* Start *

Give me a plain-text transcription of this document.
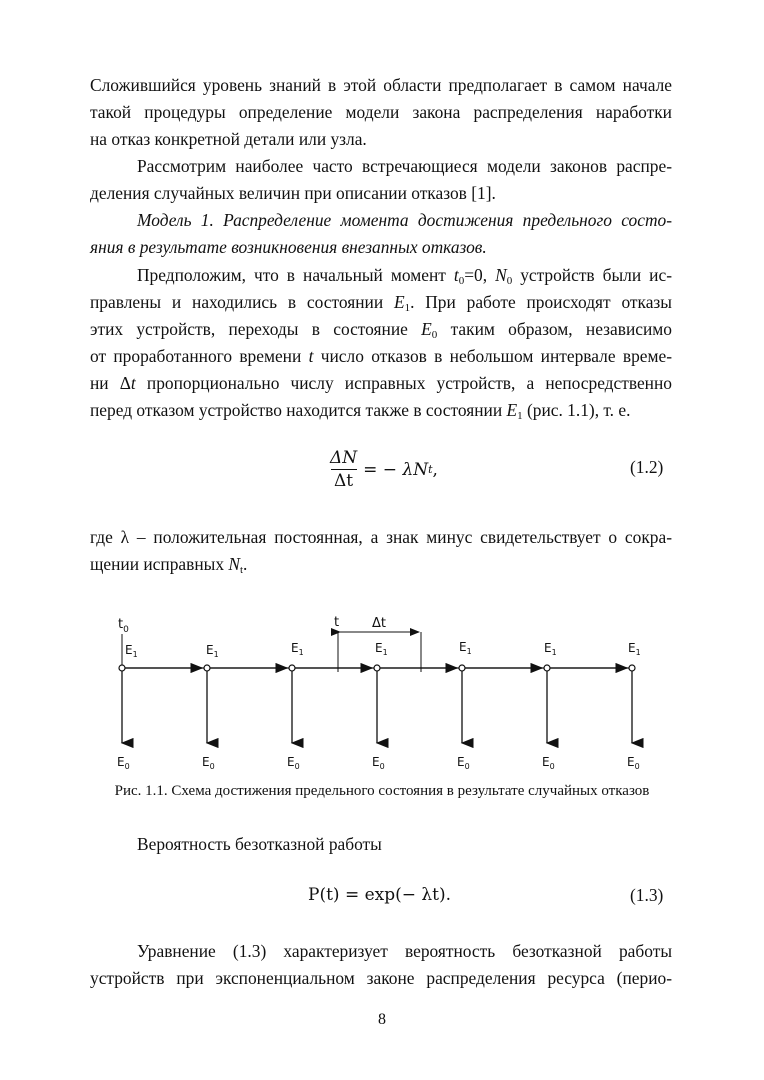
Сложившийся уровень знаний в этой области предполагает в самом начале
такой процедуры определение модели закона распределения наработки
на отказ конкретной детали или узла.
Рассмотрим наиболее часто встречающиеся модели законов распре-
деления случайных величин при описании отказов [1].
Модель 1. Распределение момента достижения предельного состо-
яния в результате возникновения внезапных отказов.
Предположим, что в начальный момент $t_0=0$, $N_0$ устройств были ис-
правлены и находились в состоянии $E_1$. При работе происходят отказы
этих устройств, переходы в состояние $E_0$ таким образом, независимо
от проработанного времени t число отказов в небольшом интервале време-
ни Δt пропорционально числу исправных устройств, а непосредственно
перед отказом устройство находится также в состоянии $E_1$ (рис. 1.1), т. е.
ΔN
Δt
= − λN t ,	(1.2)
где λ – положительная постоянная, а знак минус свидетельствует о сокра-
щении исправных $N_t$.
$t_0$	t	Δt
$E_1$	$E_1$	$E_1$	$E_1$	$E_1$	$E_1$	$E_1$
$E_0$	$E_0$	$E_0$	$E_0$	$E_0$	$E_0$	$E_0$
Рис. 1.1. Схема достижения предельного состояния в результате случайных отказов
Вероятность безотказной работы
P(t) = exp(− λt).	(1.3)
Уравнение (1.3) характеризует вероятность безотказной работы
устройств при экспоненциальном законе распределения ресурса (перио-
8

* End *

Gather from the data above every line with the string "результате".

яния в результате возникновения внезапных отказов.
Рис. 1.1. Схема достижения предельного состояния в результате случайных отказов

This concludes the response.